TASK BRIEF: Reproduce each line from the records that holds "terminated".

Start

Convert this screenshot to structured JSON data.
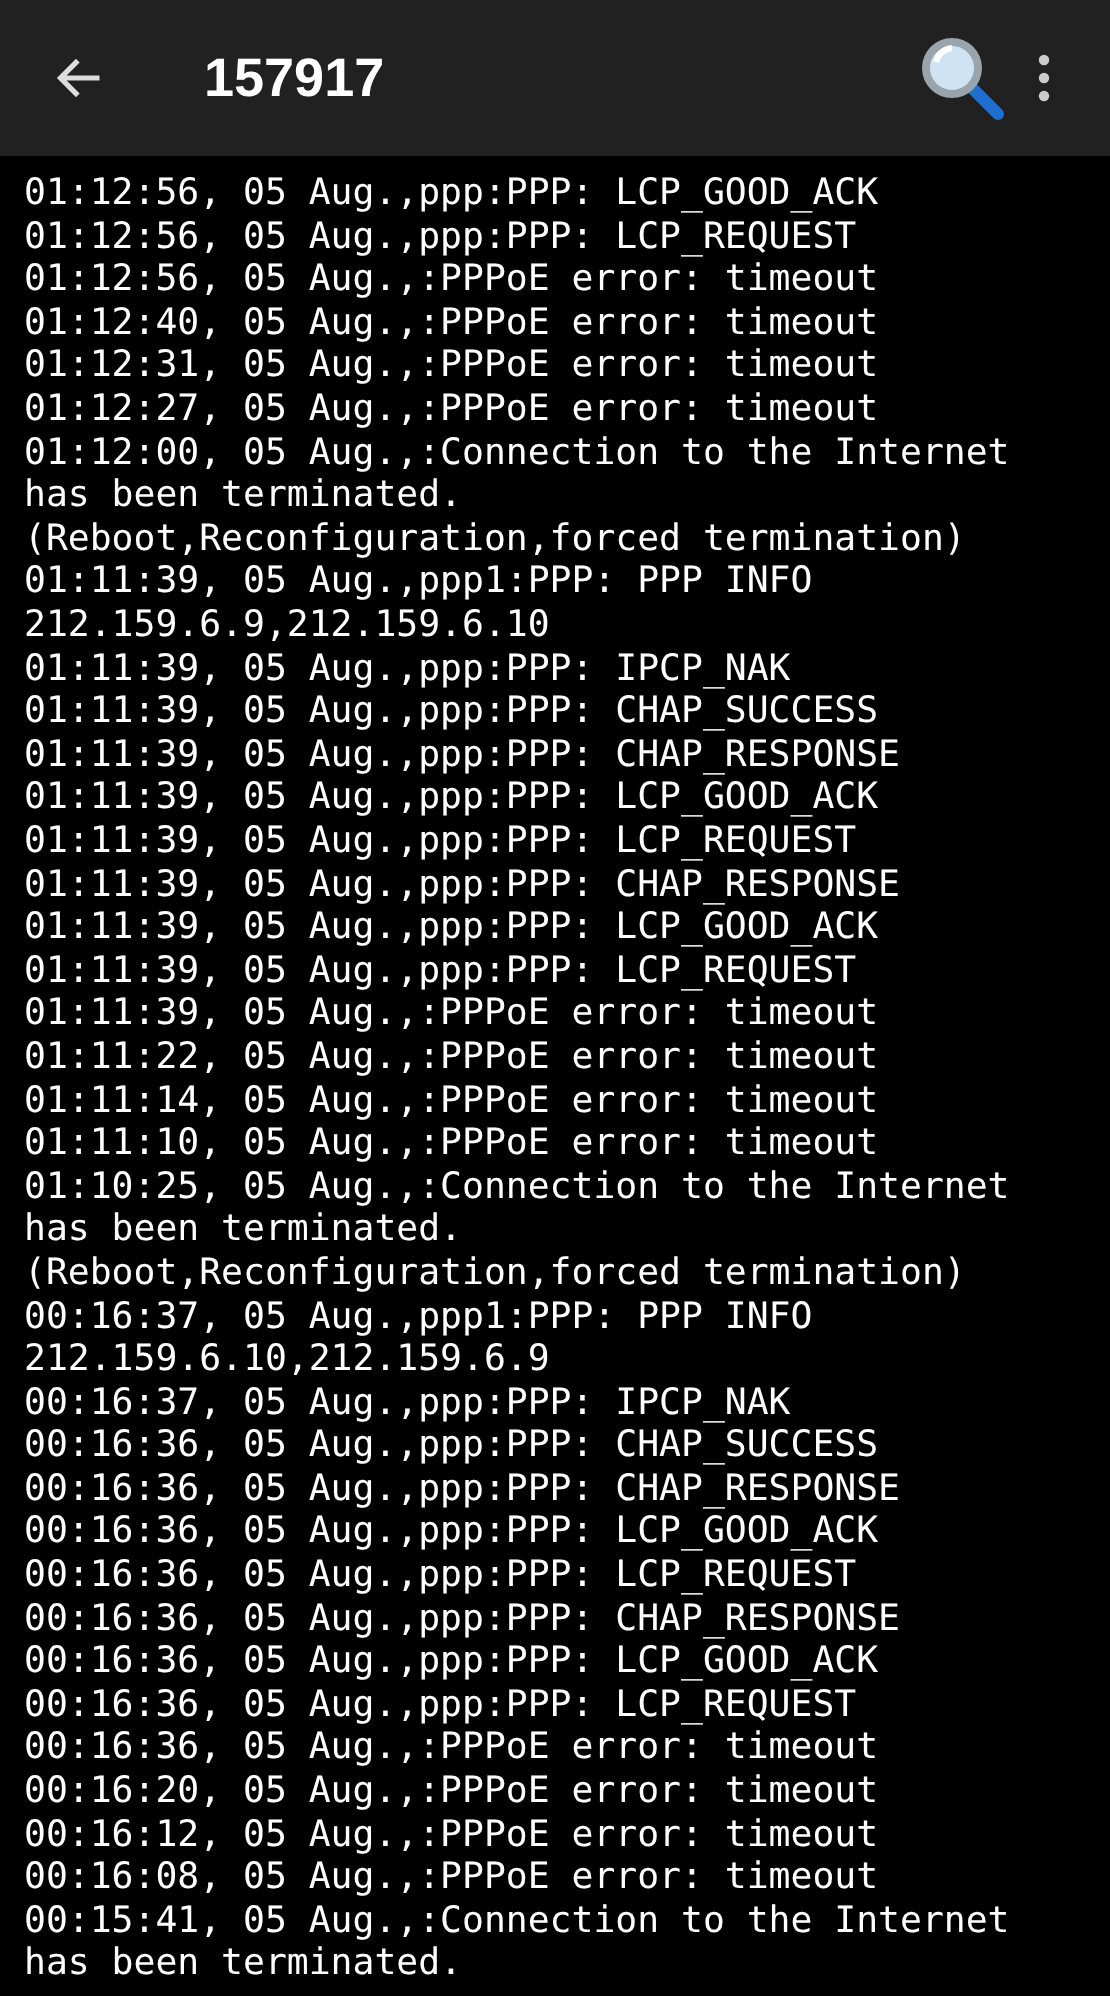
{
  "app_bar": {
    "title": "157917"
  },
  "log_entries": [
    "01:12:56, 05 Aug.,ppp:PPP: LCP_GOOD_ACK",
    "01:12:56, 05 Aug.,ppp:PPP: LCP_REQUEST",
    "01:12:56, 05 Aug.,:PPPoE error: timeout",
    "01:12:40, 05 Aug.,:PPPoE error: timeout",
    "01:12:31, 05 Aug.,:PPPoE error: timeout",
    "01:12:27, 05 Aug.,:PPPoE error: timeout",
    "01:12:00, 05 Aug.,:Connection to the Internet has been terminated.",
    "(Reboot,Reconfiguration,forced termination)",
    "01:11:39, 05 Aug.,ppp1:PPP: PPP INFO 212.159.6.9,212.159.6.10",
    "01:11:39, 05 Aug.,ppp:PPP: IPCP_NAK",
    "01:11:39, 05 Aug.,ppp:PPP: CHAP_SUCCESS",
    "01:11:39, 05 Aug.,ppp:PPP: CHAP_RESPONSE",
    "01:11:39, 05 Aug.,ppp:PPP: LCP_GOOD_ACK",
    "01:11:39, 05 Aug.,ppp:PPP: LCP_REQUEST",
    "01:11:39, 05 Aug.,ppp:PPP: CHAP_RESPONSE",
    "01:11:39, 05 Aug.,ppp:PPP: LCP_GOOD_ACK",
    "01:11:39, 05 Aug.,ppp:PPP: LCP_REQUEST",
    "01:11:39, 05 Aug.,:PPPoE error: timeout",
    "01:11:22, 05 Aug.,:PPPoE error: timeout",
    "01:11:14, 05 Aug.,:PPPoE error: timeout",
    "01:11:10, 05 Aug.,:PPPoE error: timeout",
    "01:10:25, 05 Aug.,:Connection to the Internet has been terminated.",
    "(Reboot,Reconfiguration,forced termination)",
    "00:16:37, 05 Aug.,ppp1:PPP: PPP INFO 212.159.6.10,212.159.6.9",
    "00:16:37, 05 Aug.,ppp:PPP: IPCP_NAK",
    "00:16:36, 05 Aug.,ppp:PPP: CHAP_SUCCESS",
    "00:16:36, 05 Aug.,ppp:PPP: CHAP_RESPONSE",
    "00:16:36, 05 Aug.,ppp:PPP: LCP_GOOD_ACK",
    "00:16:36, 05 Aug.,ppp:PPP: LCP_REQUEST",
    "00:16:36, 05 Aug.,ppp:PPP: CHAP_RESPONSE",
    "00:16:36, 05 Aug.,ppp:PPP: LCP_GOOD_ACK",
    "00:16:36, 05 Aug.,ppp:PPP: LCP_REQUEST",
    "00:16:36, 05 Aug.,:PPPoE error: timeout",
    "00:16:20, 05 Aug.,:PPPoE error: timeout",
    "00:16:12, 05 Aug.,:PPPoE error: timeout",
    "00:16:08, 05 Aug.,:PPPoE error: timeout",
    "00:15:41, 05 Aug.,:Connection to the Internet has been terminated."
  ]
}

End

WORKED SOLUTION:
    "01:12:00, 05 Aug.,:Connection to the Internet has been terminated.",
    "01:10:25, 05 Aug.,:Connection to the Internet has been terminated.",
    "00:15:41, 05 Aug.,:Connection to the Internet has been terminated."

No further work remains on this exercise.